● Exercise 1:
Format as a JSON list of strings, one string per line and blank lines omitted, the lines of the records starting with the first line and going on through the line containing "x-tick-label: 25 bbox=[483, 595, 506, 616]".

***** Passage to read *****

Is happiness trying to run and hide from me? I wonder.

Time moves fast and I got to tell you, enjoy every minute of it. That's what everybody says whenever they wanted to encourage a person. But what does that statement truly says? Life had given me so much problems to solve, and I got to be thankful though. Not because of those, I will probably not be as strong as what you think. Well that's just a part of what I have seen through those trials.

I've been in love for how many years now. I'm glad to have my beau on the board. Then, we share the same burden. I confide to him, and he confides to me. That's just pretty normal. As time moves on, I thought that happiness will be like a snap and there you got it, but then I was all wrong. They told me that it wouldn't be easy. As you go on and take a step through, you won't notice a huge problem will appear and torture you like hell. Friends served as calculators for me, and helped me solve problems. But then, for how many times I got to solve the problem. It keeps on coming back. I don't know if that was to test my abilities or what. It's just that I'm getting tired. Problems were made to make you stronger. And strength drew to being invincible. But how come I'm so vulnerable?

*****

● Exercise 2:
Answer these questions on the text about happiness:
(a) What does the writer say life has given them?
(b) What did friends serve as for the writer?
(c) According to the text, what were problems made to do?

***** Exercise materials *****

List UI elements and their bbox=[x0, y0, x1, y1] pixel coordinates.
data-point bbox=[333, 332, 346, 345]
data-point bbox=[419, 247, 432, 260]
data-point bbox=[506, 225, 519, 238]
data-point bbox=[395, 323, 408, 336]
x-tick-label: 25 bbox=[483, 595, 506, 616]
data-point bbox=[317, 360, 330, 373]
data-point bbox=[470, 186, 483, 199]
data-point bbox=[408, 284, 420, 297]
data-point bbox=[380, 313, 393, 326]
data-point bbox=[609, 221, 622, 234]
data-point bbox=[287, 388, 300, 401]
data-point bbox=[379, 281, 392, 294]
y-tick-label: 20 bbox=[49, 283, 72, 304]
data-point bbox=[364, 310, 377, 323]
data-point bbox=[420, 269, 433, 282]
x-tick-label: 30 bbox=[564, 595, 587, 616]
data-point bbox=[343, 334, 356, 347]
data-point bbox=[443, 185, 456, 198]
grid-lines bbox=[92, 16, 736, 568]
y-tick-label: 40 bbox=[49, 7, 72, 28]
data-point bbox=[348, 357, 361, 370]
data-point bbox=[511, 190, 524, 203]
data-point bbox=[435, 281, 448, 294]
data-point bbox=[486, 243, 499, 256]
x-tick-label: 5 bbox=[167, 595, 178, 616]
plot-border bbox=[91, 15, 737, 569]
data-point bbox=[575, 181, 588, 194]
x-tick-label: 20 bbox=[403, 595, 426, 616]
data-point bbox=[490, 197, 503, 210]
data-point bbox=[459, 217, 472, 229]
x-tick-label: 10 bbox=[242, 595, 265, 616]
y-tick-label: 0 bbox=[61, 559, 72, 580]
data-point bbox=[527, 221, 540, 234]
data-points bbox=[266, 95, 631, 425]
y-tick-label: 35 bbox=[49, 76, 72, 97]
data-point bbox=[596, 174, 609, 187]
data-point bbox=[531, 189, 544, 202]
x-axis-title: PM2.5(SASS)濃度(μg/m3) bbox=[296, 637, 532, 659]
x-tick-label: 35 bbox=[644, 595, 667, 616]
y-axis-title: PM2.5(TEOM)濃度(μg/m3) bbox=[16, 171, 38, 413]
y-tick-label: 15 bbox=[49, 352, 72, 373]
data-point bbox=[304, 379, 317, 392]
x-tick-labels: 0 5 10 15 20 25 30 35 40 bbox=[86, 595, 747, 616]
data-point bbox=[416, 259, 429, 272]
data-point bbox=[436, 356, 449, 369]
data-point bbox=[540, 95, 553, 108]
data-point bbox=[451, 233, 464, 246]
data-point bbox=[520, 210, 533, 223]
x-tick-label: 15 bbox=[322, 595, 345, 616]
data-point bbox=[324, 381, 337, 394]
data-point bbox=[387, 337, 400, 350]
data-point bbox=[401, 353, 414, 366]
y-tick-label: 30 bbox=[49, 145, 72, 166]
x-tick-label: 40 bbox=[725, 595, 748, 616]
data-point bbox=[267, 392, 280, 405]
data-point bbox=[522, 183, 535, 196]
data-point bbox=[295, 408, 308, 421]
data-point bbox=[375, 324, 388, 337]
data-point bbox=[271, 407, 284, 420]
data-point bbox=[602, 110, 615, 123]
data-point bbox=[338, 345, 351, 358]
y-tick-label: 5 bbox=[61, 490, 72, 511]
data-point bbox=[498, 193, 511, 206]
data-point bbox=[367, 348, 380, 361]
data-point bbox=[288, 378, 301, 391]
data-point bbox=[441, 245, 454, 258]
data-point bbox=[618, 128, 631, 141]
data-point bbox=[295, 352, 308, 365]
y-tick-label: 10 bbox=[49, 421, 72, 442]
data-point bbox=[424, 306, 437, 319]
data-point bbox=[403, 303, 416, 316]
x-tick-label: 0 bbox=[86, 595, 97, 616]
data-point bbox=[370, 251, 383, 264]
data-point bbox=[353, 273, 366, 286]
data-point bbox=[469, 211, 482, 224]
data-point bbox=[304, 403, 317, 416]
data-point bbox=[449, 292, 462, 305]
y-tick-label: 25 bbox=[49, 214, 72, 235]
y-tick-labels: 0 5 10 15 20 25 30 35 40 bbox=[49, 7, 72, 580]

*****

● Problem solution 1:
[
  "List UI elements and their bbox=[x0, y0, x1, y1] pixel coordinates.",
  "data-point bbox=[333, 332, 346, 345]",
  "data-point bbox=[419, 247, 432, 260]",
  "data-point bbox=[506, 225, 519, 238]",
  "data-point bbox=[395, 323, 408, 336]",
  "x-tick-label: 25 bbox=[483, 595, 506, 616]"
]

● Problem solution 2:
(a) So much problems to solve.
(b) Calculators.
(c) To make you stronger.